**What you need to do:**
Please print all of the material below, word for word.

**Material provided:**
********
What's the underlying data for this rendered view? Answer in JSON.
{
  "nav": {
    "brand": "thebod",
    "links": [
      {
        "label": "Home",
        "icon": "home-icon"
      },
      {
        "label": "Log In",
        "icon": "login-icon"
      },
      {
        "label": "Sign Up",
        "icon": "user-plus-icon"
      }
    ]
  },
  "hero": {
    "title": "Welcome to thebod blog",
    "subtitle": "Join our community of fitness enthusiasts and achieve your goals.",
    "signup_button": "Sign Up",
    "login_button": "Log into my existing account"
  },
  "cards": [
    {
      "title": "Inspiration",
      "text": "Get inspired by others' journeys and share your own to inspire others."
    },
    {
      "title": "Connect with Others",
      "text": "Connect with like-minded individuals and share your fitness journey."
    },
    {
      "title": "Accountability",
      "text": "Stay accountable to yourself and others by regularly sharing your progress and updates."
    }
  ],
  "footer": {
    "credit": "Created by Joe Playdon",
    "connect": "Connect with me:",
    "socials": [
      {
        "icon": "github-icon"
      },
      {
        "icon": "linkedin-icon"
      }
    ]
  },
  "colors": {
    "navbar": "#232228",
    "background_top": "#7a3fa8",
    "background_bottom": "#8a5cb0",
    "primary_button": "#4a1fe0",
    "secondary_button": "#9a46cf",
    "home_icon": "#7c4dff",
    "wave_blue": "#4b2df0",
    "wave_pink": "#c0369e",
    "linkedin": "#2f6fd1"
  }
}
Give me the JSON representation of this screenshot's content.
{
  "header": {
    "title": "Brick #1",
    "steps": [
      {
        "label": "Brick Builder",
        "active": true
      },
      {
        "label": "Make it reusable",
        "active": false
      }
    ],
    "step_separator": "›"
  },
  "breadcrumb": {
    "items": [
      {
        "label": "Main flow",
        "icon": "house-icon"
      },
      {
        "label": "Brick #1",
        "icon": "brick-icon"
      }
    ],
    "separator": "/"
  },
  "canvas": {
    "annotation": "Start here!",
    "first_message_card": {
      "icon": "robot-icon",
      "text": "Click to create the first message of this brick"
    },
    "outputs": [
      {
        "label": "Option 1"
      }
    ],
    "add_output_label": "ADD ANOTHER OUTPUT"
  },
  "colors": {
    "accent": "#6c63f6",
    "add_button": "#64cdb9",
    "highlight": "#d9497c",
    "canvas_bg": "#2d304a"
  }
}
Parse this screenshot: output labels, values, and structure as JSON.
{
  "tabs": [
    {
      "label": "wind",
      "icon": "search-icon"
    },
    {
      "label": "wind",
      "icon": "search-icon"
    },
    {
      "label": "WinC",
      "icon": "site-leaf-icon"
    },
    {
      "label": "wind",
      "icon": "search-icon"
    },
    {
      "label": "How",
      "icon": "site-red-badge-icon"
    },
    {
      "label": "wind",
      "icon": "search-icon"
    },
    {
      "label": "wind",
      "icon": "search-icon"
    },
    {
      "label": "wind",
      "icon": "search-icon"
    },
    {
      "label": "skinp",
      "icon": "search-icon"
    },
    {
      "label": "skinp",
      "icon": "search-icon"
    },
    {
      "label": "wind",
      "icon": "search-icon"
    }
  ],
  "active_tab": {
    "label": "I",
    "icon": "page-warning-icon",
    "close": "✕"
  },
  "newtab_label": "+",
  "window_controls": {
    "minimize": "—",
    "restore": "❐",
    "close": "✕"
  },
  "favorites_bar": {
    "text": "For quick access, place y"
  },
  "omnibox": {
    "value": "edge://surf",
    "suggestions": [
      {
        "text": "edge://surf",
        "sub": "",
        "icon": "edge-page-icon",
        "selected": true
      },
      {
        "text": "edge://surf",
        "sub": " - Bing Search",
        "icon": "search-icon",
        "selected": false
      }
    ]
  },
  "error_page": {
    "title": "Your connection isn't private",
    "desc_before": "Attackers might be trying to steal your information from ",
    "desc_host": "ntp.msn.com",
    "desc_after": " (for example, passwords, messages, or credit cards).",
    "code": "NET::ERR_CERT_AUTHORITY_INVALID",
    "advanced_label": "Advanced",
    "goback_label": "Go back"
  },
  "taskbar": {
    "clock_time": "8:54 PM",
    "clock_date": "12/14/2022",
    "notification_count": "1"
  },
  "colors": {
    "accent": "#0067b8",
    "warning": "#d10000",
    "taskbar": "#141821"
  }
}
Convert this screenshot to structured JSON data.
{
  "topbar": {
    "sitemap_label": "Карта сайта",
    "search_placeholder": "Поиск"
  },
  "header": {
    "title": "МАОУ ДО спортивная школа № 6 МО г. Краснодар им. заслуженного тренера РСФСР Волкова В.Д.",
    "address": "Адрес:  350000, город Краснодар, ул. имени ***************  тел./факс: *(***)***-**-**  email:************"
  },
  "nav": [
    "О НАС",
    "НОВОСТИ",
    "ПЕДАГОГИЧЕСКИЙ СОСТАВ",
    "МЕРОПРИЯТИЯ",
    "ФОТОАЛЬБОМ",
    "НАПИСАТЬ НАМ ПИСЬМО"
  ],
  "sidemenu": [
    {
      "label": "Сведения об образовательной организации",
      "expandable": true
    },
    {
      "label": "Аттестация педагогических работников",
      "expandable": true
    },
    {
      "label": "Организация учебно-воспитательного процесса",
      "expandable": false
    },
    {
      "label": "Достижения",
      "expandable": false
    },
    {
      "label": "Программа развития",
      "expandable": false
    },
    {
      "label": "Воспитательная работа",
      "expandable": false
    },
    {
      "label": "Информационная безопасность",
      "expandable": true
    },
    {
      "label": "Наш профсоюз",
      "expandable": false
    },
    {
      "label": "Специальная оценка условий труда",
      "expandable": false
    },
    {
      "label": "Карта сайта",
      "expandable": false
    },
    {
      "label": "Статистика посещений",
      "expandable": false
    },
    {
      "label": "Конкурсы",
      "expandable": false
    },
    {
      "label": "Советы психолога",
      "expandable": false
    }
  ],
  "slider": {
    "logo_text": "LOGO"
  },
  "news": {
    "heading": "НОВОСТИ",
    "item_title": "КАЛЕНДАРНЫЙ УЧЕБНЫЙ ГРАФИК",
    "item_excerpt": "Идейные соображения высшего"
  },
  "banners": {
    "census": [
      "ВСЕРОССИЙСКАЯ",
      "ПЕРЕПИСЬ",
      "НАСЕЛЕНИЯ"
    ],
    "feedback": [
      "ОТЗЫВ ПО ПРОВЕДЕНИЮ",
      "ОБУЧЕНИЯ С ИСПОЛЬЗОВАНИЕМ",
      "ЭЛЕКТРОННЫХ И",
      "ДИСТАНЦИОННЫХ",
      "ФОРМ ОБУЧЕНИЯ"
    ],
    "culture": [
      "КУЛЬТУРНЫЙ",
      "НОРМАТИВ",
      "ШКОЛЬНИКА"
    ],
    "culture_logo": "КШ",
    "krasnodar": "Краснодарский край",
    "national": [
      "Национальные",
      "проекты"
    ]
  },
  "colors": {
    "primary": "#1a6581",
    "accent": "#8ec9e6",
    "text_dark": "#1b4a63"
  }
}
********
**Reply to the task:**
What's the underlying data for this rendered view? Answer in JSON.
{
  "nav": {
    "brand": "thebod",
    "links": [
      {
        "label": "Home",
        "icon": "home-icon"
      },
      {
        "label": "Log In",
        "icon": "login-icon"
      },
      {
        "label": "Sign Up",
        "icon": "user-plus-icon"
      }
    ]
  },
  "hero": {
    "title": "Welcome to thebod blog",
    "subtitle": "Join our community of fitness enthusiasts and achieve your goals.",
    "signup_button": "Sign Up",
    "login_button": "Log into my existing account"
  },
  "cards": [
    {
      "title": "Inspiration",
      "text": "Get inspired by others' journeys and share your own to inspire others."
    },
    {
      "title": "Connect with Others",
      "text": "Connect with like-minded individuals and share your fitness journey."
    },
    {
      "title": "Accountability",
      "text": "Stay accountable to yourself and others by regularly sharing your progress and updates."
    }
  ],
  "footer": {
    "credit": "Created by Joe Playdon",
    "connect": "Connect with me:",
    "socials": [
      {
        "icon": "github-icon"
      },
      {
        "icon": "linkedin-icon"
      }
    ]
  },
  "colors": {
    "navbar": "#232228",
    "background_top": "#7a3fa8",
    "background_bottom": "#8a5cb0",
    "primary_button": "#4a1fe0",
    "secondary_button": "#9a46cf",
    "home_icon": "#7c4dff",
    "wave_blue": "#4b2df0",
    "wave_pink": "#c0369e",
    "linkedin": "#2f6fd1"
  }
}
Give me the JSON representation of this screenshot's content.
{
  "header": {
    "title": "Brick #1",
    "steps": [
      {
        "label": "Brick Builder",
        "active": true
      },
      {
        "label": "Make it reusable",
        "active": false
      }
    ],
    "step_separator": "›"
  },
  "breadcrumb": {
    "items": [
      {
        "label": "Main flow",
        "icon": "house-icon"
      },
      {
        "label": "Brick #1",
        "icon": "brick-icon"
      }
    ],
    "separator": "/"
  },
  "canvas": {
    "annotation": "Start here!",
    "first_message_card": {
      "icon": "robot-icon",
      "text": "Click to create the first message of this brick"
    },
    "outputs": [
      {
        "label": "Option 1"
      }
    ],
    "add_output_label": "ADD ANOTHER OUTPUT"
  },
  "colors": {
    "accent": "#6c63f6",
    "add_button": "#64cdb9",
    "highlight": "#d9497c",
    "canvas_bg": "#2d304a"
  }
}
Parse this screenshot: output labels, values, and structure as JSON.
{
  "tabs": [
    {
      "label": "wind",
      "icon": "search-icon"
    },
    {
      "label": "wind",
      "icon": "search-icon"
    },
    {
      "label": "WinC",
      "icon": "site-leaf-icon"
    },
    {
      "label": "wind",
      "icon": "search-icon"
    },
    {
      "label": "How",
      "icon": "site-red-badge-icon"
    },
    {
      "label": "wind",
      "icon": "search-icon"
    },
    {
      "label": "wind",
      "icon": "search-icon"
    },
    {
      "label": "wind",
      "icon": "search-icon"
    },
    {
      "label": "skinp",
      "icon": "search-icon"
    },
    {
      "label": "skinp",
      "icon": "search-icon"
    },
    {
      "label": "wind",
      "icon": "search-icon"
    }
  ],
  "active_tab": {
    "label": "I",
    "icon": "page-warning-icon",
    "close": "✕"
  },
  "newtab_label": "+",
  "window_controls": {
    "minimize": "—",
    "restore": "❐",
    "close": "✕"
  },
  "favorites_bar": {
    "text": "For quick access, place y"
  },
  "omnibox": {
    "value": "edge://surf",
    "suggestions": [
      {
        "text": "edge://surf",
        "sub": "",
        "icon": "edge-page-icon",
        "selected": true
      },
      {
        "text": "edge://surf",
        "sub": " - Bing Search",
        "icon": "search-icon",
        "selected": false
      }
    ]
  },
  "error_page": {
    "title": "Your connection isn't private",
    "desc_before": "Attackers might be trying to steal your information from ",
    "desc_host": "ntp.msn.com",
    "desc_after": " (for example, passwords, messages, or credit cards).",
    "code": "NET::ERR_CERT_AUTHORITY_INVALID",
    "advanced_label": "Advanced",
    "goback_label": "Go back"
  },
  "taskbar": {
    "clock_time": "8:54 PM",
    "clock_date": "12/14/2022",
    "notification_count": "1"
  },
  "colors": {
    "accent": "#0067b8",
    "warning": "#d10000",
    "taskbar": "#141821"
  }
}
Convert this screenshot to structured JSON data.
{
  "topbar": {
    "sitemap_label": "Карта сайта",
    "search_placeholder": "Поиск"
  },
  "header": {
    "title": "МАОУ ДО спортивная школа № 6 МО г. Краснодар им. заслуженного тренера РСФСР Волкова В.Д.",
    "address": "Адрес:  350000, город Краснодар, ул. имени ***************  тел./факс: *(***)***-**-**  email:************"
  },
  "nav": [
    "О НАС",
    "НОВОСТИ",
    "ПЕДАГОГИЧЕСКИЙ СОСТАВ",
    "МЕРОПРИЯТИЯ",
    "ФОТОАЛЬБОМ",
    "НАПИСАТЬ НАМ ПИСЬМО"
  ],
  "sidemenu": [
    {
      "label": "Сведения об образовательной организации",
      "expandable": true
    },
    {
      "label": "Аттестация педагогических работников",
      "expandable": true
    },
    {
      "label": "Организация учебно-воспитательного процесса",
      "expandable": false
    },
    {
      "label": "Достижения",
      "expandable": false
    },
    {
      "label": "Программа развития",
      "expandable": false
    },
    {
      "label": "Воспитательная работа",
      "expandable": false
    },
    {
      "label": "Информационная безопасность",
      "expandable": true
    },
    {
      "label": "Наш профсоюз",
      "expandable": false
    },
    {
      "label": "Специальная оценка условий труда",
      "expandable": false
    },
    {
      "label": "Карта сайта",
      "expandable": false
    },
    {
      "label": "Статистика посещений",
      "expandable": false
    },
    {
      "label": "Конкурсы",
      "expandable": false
    },
    {
      "label": "Советы психолога",
      "expandable": false
    }
  ],
  "slider": {
    "logo_text": "LOGO"
  },
  "news": {
    "heading": "НОВОСТИ",
    "item_title": "КАЛЕНДАРНЫЙ УЧЕБНЫЙ ГРАФИК",
    "item_excerpt": "Идейные соображения высшего"
  },
  "banners": {
    "census": [
      "ВСЕРОССИЙСКАЯ",
      "ПЕРЕПИСЬ",
      "НАСЕЛЕНИЯ"
    ],
    "feedback": [
      "ОТЗЫВ ПО ПРОВЕДЕНИЮ",
      "ОБУЧЕНИЯ С ИСПОЛЬЗОВАНИЕМ",
      "ЭЛЕКТРОННЫХ И",
      "ДИСТАНЦИОННЫХ",
      "ФОРМ ОБУЧЕНИЯ"
    ],
    "culture": [
      "КУЛЬТУРНЫЙ",
      "НОРМАТИВ",
      "ШКОЛЬНИКА"
    ],
    "culture_logo": "КШ",
    "krasnodar": "Краснодарский край",
    "national": [
      "Национальные",
      "проекты"
    ]
  },
  "colors": {
    "primary": "#1a6581",
    "accent": "#8ec9e6",
    "text_dark": "#1b4a63"
  }
}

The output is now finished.